> [STATED PROBLEM]:
Please copy word for word the entries below, starting at the line that contains "stop-loss-label: Stop Loss" and ending after the line that contains "candle-body — [211, 147, 215, 166]". Give only those lines.

> [Rows from a dataset]:
++++

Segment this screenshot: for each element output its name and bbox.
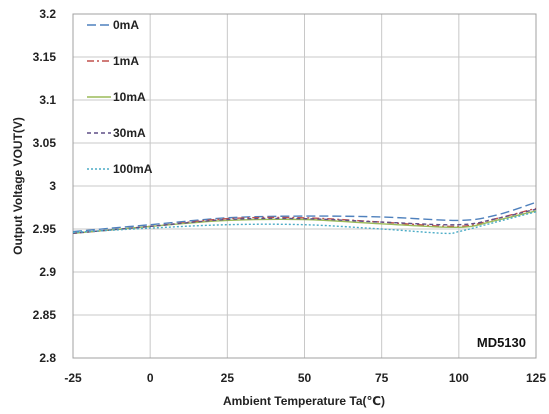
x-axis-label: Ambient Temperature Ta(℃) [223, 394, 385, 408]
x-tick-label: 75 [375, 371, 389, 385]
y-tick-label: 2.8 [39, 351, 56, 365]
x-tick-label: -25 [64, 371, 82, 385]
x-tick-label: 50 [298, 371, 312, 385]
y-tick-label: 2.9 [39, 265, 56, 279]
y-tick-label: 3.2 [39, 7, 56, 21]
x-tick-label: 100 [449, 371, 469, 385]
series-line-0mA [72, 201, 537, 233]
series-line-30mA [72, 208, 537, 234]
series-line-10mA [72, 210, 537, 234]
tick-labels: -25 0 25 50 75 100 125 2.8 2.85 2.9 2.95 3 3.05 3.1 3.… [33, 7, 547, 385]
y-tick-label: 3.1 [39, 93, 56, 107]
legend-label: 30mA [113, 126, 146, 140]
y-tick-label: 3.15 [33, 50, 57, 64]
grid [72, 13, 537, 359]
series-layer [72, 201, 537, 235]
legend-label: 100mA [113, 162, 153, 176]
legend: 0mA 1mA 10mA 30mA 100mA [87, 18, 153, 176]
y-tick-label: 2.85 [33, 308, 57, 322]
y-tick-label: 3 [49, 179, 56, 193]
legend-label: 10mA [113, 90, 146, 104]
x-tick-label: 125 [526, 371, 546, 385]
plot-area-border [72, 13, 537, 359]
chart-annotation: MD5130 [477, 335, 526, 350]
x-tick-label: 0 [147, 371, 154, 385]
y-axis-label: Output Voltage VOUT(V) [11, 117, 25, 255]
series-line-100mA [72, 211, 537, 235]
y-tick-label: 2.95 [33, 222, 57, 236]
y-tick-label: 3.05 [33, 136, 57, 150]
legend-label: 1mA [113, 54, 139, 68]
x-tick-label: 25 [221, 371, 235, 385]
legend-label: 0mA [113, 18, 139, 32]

++++

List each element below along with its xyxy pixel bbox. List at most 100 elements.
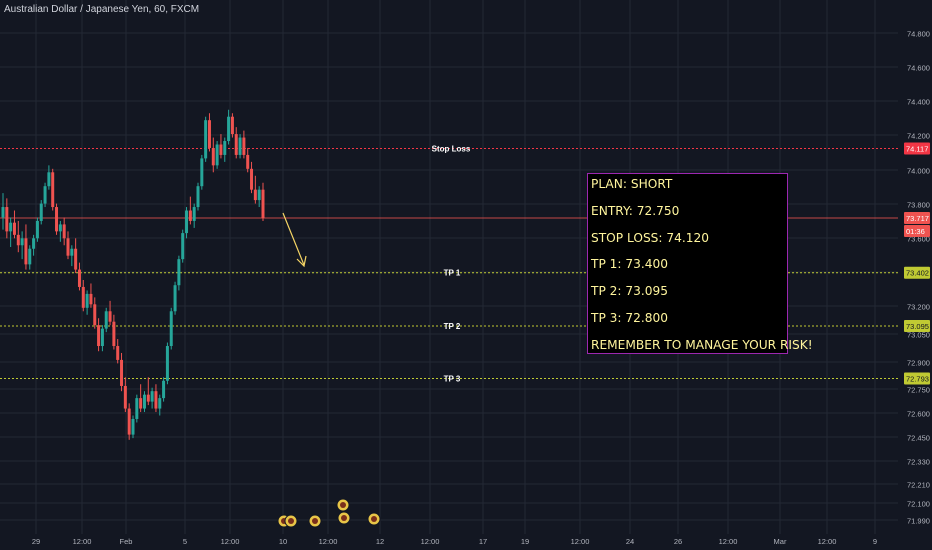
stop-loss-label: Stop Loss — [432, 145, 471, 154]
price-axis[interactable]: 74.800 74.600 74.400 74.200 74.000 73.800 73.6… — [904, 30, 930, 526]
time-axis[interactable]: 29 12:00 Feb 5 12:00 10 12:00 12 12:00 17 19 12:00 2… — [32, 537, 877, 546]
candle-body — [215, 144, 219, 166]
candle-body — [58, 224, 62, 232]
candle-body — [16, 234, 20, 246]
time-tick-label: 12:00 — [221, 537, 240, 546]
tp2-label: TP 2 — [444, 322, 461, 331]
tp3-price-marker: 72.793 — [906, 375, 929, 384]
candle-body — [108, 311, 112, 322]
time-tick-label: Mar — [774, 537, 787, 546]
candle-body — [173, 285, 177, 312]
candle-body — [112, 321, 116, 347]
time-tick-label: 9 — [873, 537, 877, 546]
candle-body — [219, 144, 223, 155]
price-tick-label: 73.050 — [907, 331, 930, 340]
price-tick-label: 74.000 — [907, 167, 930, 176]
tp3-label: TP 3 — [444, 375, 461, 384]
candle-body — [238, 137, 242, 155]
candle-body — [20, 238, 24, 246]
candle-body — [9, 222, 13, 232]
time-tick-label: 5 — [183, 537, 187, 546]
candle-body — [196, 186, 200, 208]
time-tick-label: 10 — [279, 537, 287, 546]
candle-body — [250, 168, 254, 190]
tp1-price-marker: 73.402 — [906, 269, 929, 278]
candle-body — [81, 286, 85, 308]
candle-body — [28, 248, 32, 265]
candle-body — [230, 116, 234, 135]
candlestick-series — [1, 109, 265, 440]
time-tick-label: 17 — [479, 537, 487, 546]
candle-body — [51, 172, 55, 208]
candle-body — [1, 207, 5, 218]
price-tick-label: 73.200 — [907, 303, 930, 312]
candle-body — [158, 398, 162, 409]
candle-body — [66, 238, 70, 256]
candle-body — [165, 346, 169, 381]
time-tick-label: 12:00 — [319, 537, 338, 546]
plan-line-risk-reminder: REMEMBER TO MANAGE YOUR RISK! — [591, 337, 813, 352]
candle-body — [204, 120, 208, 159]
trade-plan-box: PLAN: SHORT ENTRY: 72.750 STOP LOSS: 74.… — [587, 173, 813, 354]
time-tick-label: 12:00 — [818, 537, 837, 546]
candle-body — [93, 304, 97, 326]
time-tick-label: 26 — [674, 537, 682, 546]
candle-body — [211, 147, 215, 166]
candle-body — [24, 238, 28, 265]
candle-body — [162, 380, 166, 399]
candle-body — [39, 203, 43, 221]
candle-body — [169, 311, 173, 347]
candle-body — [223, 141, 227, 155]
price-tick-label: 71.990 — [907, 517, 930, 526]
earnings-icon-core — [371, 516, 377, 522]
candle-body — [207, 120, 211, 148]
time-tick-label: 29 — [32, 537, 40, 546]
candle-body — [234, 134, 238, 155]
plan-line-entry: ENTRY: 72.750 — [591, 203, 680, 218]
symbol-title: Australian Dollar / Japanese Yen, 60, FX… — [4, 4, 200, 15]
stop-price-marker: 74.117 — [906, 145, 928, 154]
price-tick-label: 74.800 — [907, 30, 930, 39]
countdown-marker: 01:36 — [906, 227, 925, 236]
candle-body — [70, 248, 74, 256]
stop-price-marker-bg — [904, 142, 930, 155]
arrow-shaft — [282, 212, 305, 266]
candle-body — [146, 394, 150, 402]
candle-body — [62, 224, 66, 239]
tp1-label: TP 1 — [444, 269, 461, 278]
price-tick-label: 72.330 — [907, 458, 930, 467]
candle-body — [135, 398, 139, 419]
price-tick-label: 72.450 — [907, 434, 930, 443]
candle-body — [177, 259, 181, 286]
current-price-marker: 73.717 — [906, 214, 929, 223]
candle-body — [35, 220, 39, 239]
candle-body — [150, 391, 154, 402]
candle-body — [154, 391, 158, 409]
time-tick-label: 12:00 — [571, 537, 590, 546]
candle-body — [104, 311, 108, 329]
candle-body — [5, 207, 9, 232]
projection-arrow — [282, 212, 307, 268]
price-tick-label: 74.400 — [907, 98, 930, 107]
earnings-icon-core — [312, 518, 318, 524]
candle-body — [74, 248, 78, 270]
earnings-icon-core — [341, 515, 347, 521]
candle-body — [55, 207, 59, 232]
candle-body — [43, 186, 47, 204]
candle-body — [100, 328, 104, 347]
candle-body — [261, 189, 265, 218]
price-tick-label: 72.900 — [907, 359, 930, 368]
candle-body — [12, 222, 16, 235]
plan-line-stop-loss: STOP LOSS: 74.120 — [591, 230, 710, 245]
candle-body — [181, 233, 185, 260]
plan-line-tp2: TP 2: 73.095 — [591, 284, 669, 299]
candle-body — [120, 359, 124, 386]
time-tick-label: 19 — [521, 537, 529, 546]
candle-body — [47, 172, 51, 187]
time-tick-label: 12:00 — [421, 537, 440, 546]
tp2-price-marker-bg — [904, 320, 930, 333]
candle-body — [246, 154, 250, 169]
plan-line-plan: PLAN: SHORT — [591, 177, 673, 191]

++++

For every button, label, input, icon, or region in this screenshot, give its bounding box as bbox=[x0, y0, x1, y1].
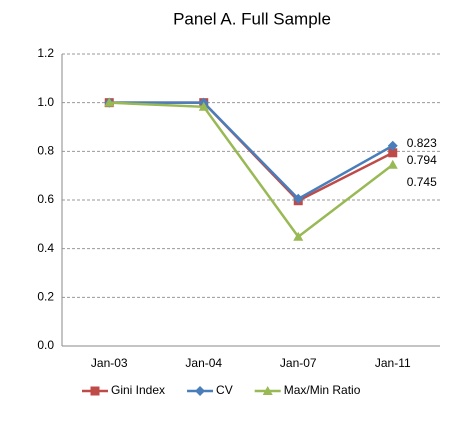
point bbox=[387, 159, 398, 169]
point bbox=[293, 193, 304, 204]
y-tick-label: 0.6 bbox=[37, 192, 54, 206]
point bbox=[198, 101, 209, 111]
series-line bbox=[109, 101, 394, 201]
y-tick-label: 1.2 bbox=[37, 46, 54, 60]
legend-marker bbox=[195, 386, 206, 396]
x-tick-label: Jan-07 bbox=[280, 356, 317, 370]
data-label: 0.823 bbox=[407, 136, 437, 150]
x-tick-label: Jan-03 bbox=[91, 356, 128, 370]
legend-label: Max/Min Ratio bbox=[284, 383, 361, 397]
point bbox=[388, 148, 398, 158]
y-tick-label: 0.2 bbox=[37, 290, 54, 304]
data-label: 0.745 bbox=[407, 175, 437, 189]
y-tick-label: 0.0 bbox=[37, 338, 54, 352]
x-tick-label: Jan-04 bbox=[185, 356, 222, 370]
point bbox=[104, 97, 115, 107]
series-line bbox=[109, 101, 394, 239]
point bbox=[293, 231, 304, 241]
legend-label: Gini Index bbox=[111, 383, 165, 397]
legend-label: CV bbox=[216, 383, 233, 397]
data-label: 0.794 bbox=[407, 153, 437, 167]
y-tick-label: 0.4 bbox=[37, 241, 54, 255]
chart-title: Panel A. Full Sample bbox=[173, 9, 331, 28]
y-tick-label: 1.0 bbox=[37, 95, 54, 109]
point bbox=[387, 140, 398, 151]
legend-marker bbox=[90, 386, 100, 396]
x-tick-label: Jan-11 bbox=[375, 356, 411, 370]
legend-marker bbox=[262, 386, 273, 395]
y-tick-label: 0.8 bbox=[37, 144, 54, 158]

++++

> [FINAL RESULT]:
stop-loss-label: Stop Loss — [432, 145, 471, 154]
price-axis[interactable]: 74.800 74.600 74.400 74.200 74.000 73.800 73.6… — [904, 30, 930, 526]
time-axis[interactable]: 29 12:00 Feb 5 12:00 10 12:00 12 12:00 17 19 12:00 2… — [32, 537, 877, 546]
candle-body — [215, 144, 219, 166]
candle-body — [58, 224, 62, 232]
candle-body — [16, 234, 20, 246]
time-tick-label: 12:00 — [221, 537, 240, 546]
tp2-label: TP 2 — [444, 322, 461, 331]
tp3-price-marker: 72.793 — [906, 375, 929, 384]
candle-body — [108, 311, 112, 322]
time-tick-label: Mar — [774, 537, 787, 546]
candle-body — [173, 285, 177, 312]
candle-body — [112, 321, 116, 347]
time-tick-label: 9 — [873, 537, 877, 546]
candle-body — [219, 144, 223, 155]
price-tick-label: 73.050 — [907, 331, 930, 340]
price-tick-label: 74.000 — [907, 167, 930, 176]
tp3-label: TP 3 — [444, 375, 461, 384]
candle-body — [238, 137, 242, 155]
candle-body — [20, 238, 24, 246]
candle-body — [9, 222, 13, 232]
time-tick-label: 5 — [183, 537, 187, 546]
candle-body — [196, 186, 200, 208]
time-tick-label: 10 — [279, 537, 287, 546]
candle-body — [250, 168, 254, 190]
tp1-price-marker: 73.402 — [906, 269, 929, 278]
candle-body — [81, 286, 85, 308]
candle-body — [28, 248, 32, 265]
candle-body — [230, 116, 234, 135]
candlestick-series — [1, 109, 265, 440]
time-tick-label: 17 — [479, 537, 487, 546]
candle-body — [51, 172, 55, 208]
candle-body — [1, 207, 5, 218]
price-tick-label: 73.200 — [907, 303, 930, 312]
candle-body — [158, 398, 162, 409]
candle-body — [66, 238, 70, 256]
candle-body — [165, 346, 169, 381]
time-tick-label: 12:00 — [319, 537, 338, 546]
plan-line-risk-reminder: REMEMBER TO MANAGE YOUR RISK! — [591, 337, 813, 352]
candle-body — [204, 120, 208, 159]
trade-plan-box: PLAN: SHORT ENTRY: 72.750 STOP LOSS: 74.… — [587, 173, 813, 354]
time-tick-label: 12:00 — [818, 537, 837, 546]
candle-body — [93, 304, 97, 326]
time-tick-label: 26 — [674, 537, 682, 546]
candle-body — [211, 147, 215, 166]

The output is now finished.